# START OF Data records

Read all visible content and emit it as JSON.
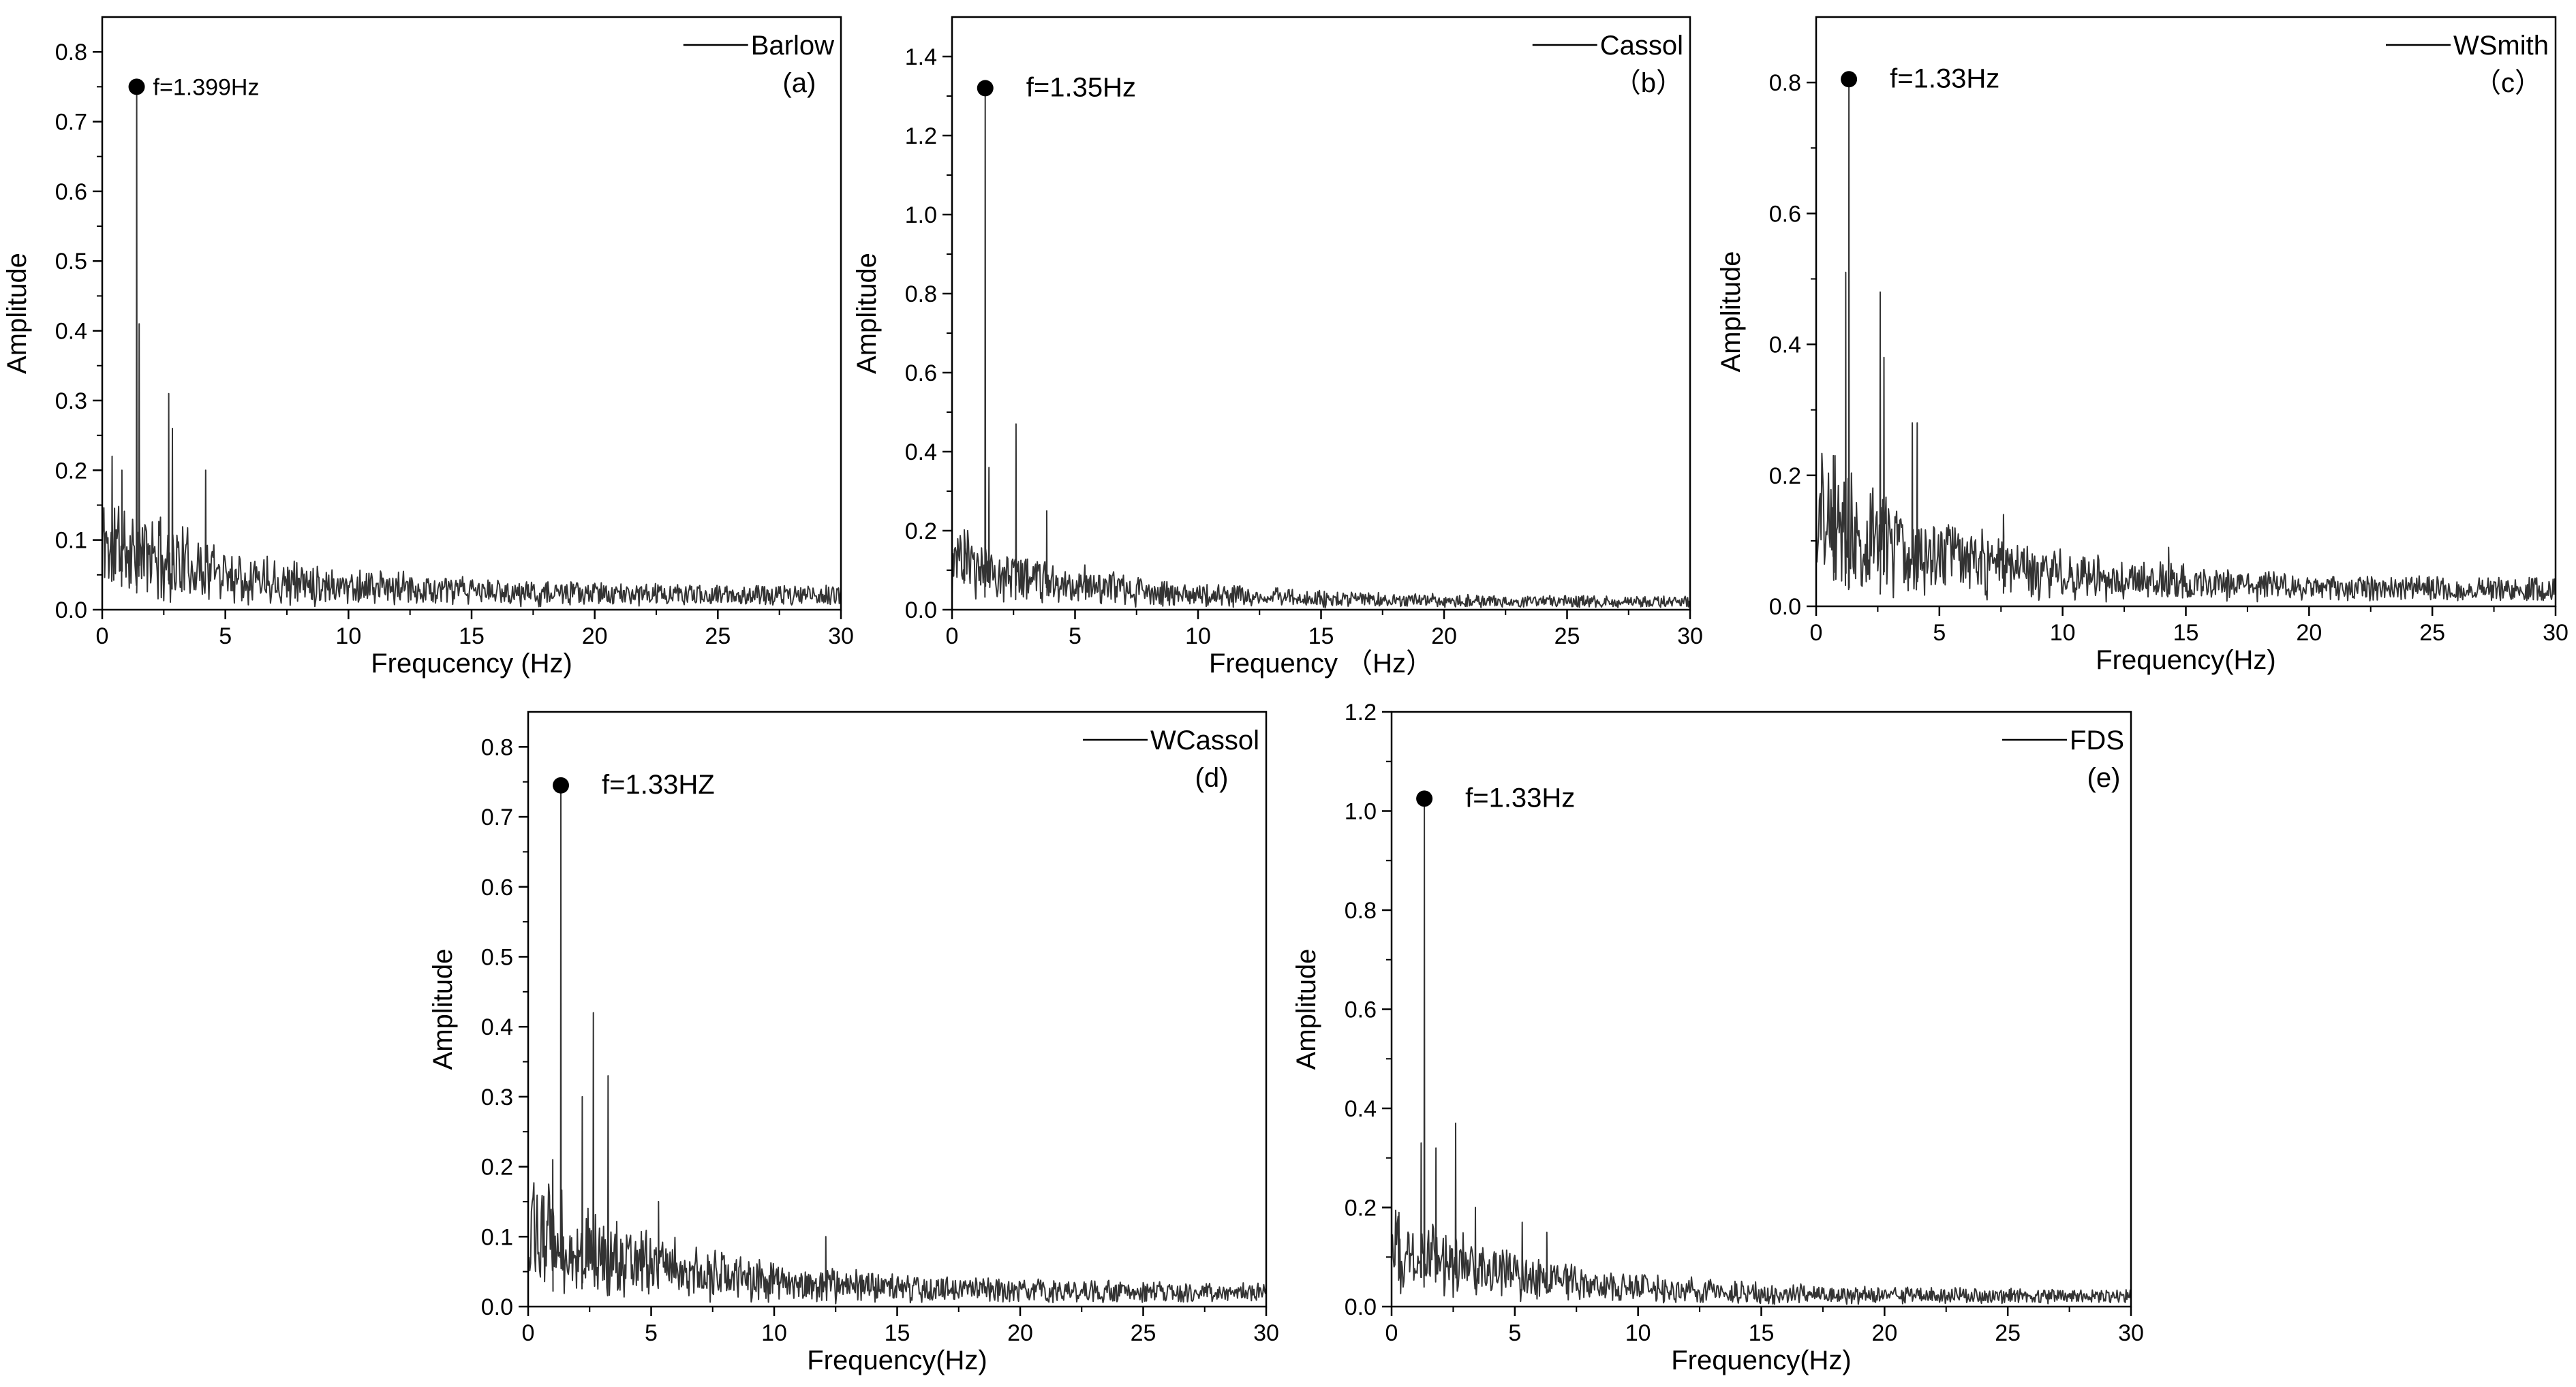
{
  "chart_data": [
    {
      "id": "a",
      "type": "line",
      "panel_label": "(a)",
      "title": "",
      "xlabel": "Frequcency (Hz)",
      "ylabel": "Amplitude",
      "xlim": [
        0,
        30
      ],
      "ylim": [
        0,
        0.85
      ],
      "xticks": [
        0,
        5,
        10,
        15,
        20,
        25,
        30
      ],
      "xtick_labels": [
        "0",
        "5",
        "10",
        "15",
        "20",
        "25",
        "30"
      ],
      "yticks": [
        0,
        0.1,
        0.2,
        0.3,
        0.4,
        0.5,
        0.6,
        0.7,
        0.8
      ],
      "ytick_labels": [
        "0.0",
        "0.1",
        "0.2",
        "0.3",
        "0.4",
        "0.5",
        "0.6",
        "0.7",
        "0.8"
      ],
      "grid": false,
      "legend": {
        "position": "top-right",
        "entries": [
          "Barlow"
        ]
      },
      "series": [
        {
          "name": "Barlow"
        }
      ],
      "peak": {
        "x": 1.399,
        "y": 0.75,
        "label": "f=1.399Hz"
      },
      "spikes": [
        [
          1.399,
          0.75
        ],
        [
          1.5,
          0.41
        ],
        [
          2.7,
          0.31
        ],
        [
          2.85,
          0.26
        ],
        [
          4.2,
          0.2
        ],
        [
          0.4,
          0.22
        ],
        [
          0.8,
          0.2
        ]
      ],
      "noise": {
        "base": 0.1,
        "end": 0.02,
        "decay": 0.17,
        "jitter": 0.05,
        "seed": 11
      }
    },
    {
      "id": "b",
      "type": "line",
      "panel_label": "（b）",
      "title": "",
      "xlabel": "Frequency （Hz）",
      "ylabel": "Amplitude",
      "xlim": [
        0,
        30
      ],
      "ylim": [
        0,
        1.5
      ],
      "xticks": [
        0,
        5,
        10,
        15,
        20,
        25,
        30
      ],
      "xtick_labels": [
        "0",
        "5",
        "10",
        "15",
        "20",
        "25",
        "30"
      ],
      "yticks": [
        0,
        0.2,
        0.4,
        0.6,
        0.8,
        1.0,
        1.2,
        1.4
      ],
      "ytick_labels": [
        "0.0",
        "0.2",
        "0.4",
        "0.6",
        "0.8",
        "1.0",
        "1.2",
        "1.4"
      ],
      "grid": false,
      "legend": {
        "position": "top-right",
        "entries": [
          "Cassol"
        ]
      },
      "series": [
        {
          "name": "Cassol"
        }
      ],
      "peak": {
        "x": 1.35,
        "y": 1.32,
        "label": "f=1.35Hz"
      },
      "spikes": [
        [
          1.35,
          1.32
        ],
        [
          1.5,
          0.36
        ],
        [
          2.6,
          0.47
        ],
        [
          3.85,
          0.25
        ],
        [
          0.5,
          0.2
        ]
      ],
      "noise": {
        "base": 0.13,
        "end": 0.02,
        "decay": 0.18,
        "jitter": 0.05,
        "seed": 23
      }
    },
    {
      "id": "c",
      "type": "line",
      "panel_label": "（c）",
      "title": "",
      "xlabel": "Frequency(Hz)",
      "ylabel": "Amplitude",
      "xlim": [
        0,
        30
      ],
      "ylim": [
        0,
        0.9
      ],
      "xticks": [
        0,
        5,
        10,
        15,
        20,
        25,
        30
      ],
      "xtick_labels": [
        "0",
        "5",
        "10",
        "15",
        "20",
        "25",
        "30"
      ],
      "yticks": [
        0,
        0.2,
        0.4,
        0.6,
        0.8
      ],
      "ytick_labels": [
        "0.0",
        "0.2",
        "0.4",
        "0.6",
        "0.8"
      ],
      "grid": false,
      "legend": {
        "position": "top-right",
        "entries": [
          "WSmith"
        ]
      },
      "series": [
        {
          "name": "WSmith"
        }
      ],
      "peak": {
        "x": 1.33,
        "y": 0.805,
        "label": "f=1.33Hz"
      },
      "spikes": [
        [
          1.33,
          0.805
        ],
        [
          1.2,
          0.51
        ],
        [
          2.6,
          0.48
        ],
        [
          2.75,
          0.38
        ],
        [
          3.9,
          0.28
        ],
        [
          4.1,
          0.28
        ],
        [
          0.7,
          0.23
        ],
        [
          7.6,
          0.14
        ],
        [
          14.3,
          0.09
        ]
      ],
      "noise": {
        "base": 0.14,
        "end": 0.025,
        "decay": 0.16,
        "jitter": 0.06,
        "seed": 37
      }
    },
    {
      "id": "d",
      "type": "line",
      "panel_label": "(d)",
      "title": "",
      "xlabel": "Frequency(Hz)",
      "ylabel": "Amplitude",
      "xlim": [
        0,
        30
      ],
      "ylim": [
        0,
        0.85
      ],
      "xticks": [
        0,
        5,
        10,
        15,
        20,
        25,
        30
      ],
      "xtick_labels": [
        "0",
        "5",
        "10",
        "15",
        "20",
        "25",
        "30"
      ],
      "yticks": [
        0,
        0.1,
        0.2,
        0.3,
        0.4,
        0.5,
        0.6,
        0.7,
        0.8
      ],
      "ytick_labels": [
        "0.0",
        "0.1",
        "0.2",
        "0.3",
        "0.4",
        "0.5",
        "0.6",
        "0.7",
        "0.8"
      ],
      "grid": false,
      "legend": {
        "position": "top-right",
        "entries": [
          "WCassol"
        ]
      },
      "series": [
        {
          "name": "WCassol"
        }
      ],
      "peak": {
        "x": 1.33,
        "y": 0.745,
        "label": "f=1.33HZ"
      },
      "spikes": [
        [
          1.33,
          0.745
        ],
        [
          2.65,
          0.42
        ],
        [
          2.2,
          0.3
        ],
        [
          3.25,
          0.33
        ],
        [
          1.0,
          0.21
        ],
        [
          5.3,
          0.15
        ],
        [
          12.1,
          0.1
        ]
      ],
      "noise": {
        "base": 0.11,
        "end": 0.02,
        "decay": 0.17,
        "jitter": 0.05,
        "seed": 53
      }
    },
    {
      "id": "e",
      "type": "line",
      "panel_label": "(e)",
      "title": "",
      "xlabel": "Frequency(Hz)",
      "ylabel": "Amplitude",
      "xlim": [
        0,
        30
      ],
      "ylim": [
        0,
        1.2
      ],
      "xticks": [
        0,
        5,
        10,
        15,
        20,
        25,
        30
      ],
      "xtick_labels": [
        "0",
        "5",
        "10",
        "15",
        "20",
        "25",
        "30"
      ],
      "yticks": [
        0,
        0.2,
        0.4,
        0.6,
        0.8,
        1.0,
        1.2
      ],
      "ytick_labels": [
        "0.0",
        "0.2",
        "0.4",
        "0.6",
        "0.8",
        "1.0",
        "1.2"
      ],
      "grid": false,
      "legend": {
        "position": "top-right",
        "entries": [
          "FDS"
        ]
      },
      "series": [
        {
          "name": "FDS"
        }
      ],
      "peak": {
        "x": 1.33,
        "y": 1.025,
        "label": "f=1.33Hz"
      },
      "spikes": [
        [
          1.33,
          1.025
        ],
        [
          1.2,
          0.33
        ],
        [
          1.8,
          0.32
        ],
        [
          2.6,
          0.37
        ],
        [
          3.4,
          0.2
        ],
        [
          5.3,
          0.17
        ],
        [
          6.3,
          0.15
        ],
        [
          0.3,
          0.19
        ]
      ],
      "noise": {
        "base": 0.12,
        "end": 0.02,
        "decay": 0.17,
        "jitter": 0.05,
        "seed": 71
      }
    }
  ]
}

# END OF Data records
# START OF Data records

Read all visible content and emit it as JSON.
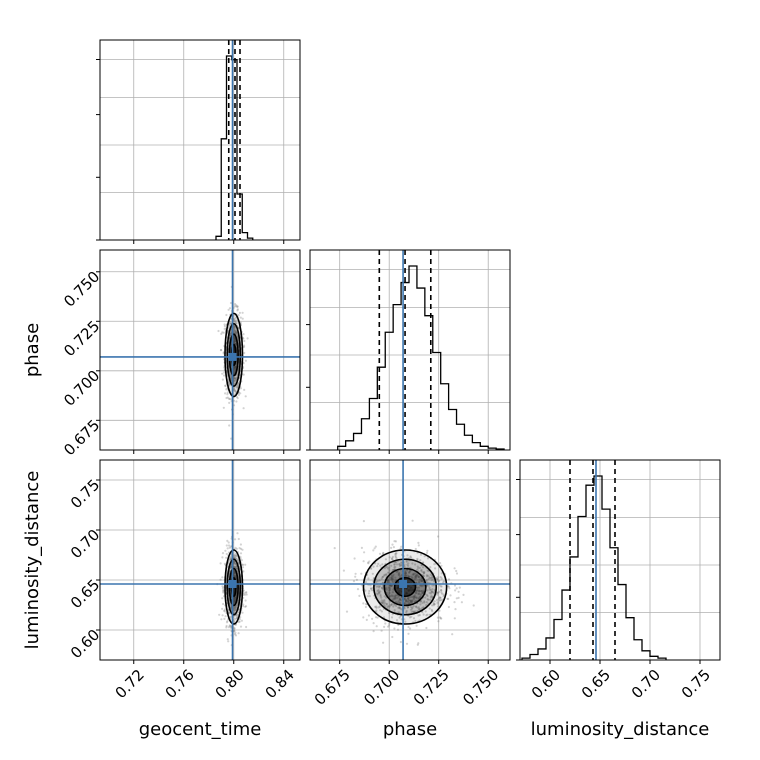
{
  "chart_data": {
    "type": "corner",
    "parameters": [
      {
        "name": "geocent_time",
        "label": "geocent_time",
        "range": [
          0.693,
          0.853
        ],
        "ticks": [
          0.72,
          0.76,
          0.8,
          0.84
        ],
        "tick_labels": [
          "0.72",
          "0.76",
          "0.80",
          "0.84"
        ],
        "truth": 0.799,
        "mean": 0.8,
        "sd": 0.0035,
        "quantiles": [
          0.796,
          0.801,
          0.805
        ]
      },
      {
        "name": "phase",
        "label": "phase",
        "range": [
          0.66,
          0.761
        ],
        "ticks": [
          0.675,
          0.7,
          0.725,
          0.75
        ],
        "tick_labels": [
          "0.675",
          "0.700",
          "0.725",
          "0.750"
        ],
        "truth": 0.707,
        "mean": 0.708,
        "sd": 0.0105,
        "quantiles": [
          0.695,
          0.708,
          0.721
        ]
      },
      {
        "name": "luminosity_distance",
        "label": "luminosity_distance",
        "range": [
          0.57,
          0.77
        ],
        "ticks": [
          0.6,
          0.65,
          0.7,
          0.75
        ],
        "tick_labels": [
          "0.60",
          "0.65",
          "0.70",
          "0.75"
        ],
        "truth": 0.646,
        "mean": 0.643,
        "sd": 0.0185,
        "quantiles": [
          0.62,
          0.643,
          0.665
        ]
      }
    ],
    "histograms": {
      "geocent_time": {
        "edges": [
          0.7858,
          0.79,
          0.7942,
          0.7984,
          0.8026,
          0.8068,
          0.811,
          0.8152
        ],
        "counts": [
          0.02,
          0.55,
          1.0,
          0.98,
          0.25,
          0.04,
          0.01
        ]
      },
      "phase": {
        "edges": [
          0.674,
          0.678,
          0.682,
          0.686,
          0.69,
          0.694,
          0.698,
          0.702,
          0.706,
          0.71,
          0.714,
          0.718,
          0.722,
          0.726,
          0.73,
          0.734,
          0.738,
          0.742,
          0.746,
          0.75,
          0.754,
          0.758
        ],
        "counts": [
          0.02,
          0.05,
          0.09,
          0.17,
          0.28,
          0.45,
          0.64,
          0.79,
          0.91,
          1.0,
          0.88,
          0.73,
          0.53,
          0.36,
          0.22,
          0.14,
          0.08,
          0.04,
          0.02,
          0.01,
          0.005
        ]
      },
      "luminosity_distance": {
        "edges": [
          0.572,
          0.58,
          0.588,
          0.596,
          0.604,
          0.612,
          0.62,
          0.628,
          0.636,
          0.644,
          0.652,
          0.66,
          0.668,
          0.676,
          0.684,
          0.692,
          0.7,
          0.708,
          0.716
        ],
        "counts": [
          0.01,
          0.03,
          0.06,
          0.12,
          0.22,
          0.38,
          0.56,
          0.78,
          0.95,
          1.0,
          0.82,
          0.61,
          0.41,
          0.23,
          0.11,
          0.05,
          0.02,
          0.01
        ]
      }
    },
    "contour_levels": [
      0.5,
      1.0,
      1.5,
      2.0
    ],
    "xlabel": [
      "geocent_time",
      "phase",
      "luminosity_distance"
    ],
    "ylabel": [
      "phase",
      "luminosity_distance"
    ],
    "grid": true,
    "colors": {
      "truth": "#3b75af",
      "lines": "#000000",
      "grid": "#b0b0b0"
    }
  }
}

# END OF Data records
# START OF Data records

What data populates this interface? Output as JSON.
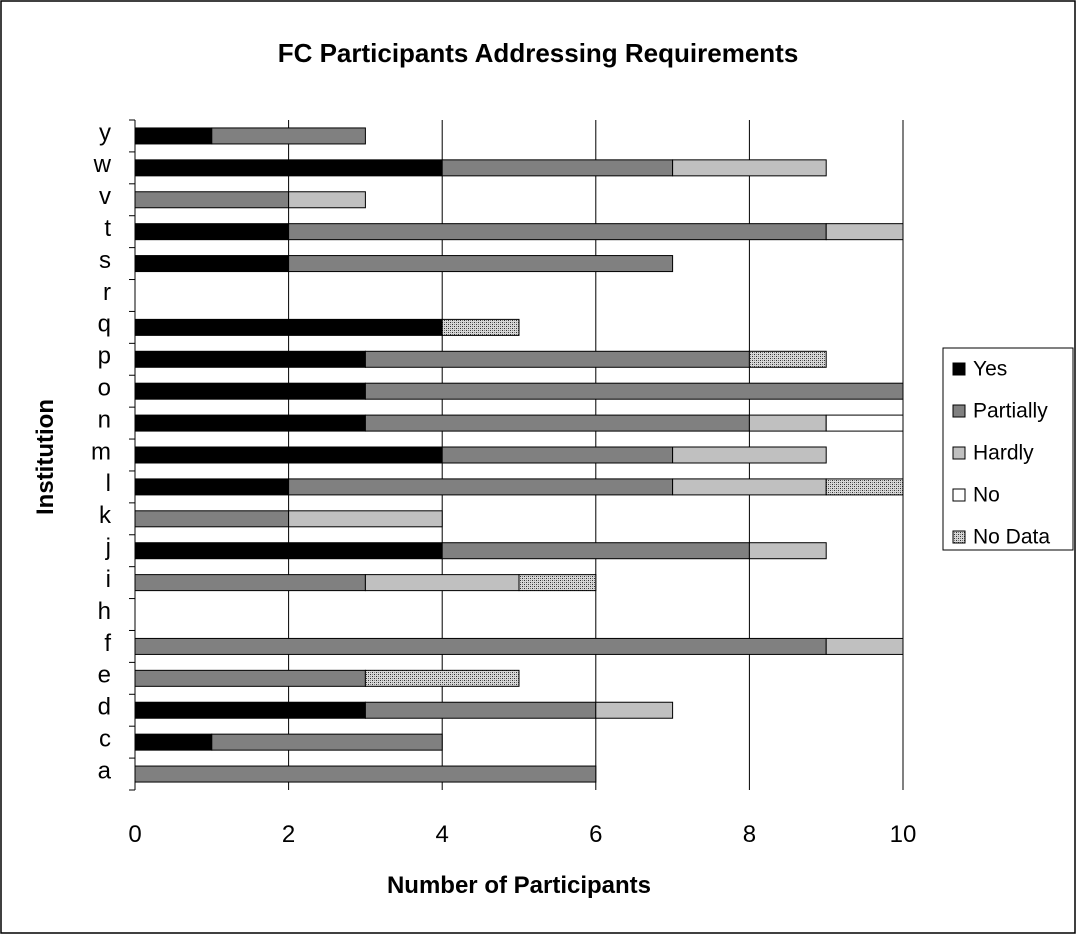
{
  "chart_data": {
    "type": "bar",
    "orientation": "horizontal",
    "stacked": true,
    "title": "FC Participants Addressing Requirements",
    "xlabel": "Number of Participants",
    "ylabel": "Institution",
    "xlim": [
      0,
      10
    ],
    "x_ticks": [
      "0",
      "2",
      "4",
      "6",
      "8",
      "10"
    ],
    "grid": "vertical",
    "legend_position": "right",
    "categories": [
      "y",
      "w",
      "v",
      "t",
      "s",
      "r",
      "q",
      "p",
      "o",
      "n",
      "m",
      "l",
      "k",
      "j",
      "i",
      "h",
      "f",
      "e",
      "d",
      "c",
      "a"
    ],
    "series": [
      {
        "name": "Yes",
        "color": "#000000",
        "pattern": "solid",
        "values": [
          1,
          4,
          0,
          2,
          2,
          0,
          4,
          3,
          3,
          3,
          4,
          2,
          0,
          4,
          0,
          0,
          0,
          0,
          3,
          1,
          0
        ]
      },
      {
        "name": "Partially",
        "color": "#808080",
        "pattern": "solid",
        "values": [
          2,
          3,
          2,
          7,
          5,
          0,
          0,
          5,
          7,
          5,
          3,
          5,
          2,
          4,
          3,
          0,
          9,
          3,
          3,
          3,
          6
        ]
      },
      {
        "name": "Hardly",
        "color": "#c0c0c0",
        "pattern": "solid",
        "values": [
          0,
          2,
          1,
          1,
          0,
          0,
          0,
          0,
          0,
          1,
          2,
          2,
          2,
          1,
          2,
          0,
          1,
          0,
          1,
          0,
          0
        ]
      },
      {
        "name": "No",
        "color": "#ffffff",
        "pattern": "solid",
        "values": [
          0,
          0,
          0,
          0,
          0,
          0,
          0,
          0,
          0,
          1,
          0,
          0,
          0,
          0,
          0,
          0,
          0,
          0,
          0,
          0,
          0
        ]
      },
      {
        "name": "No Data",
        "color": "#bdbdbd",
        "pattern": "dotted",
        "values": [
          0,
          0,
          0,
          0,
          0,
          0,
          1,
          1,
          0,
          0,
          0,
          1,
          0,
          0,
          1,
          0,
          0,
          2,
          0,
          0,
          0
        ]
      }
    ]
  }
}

# END OF Data records

■ **Given exercise**: Counting only lines of the data above that hold "xlabel", report the total and nothing else.

■ **Result of this exercise**: 7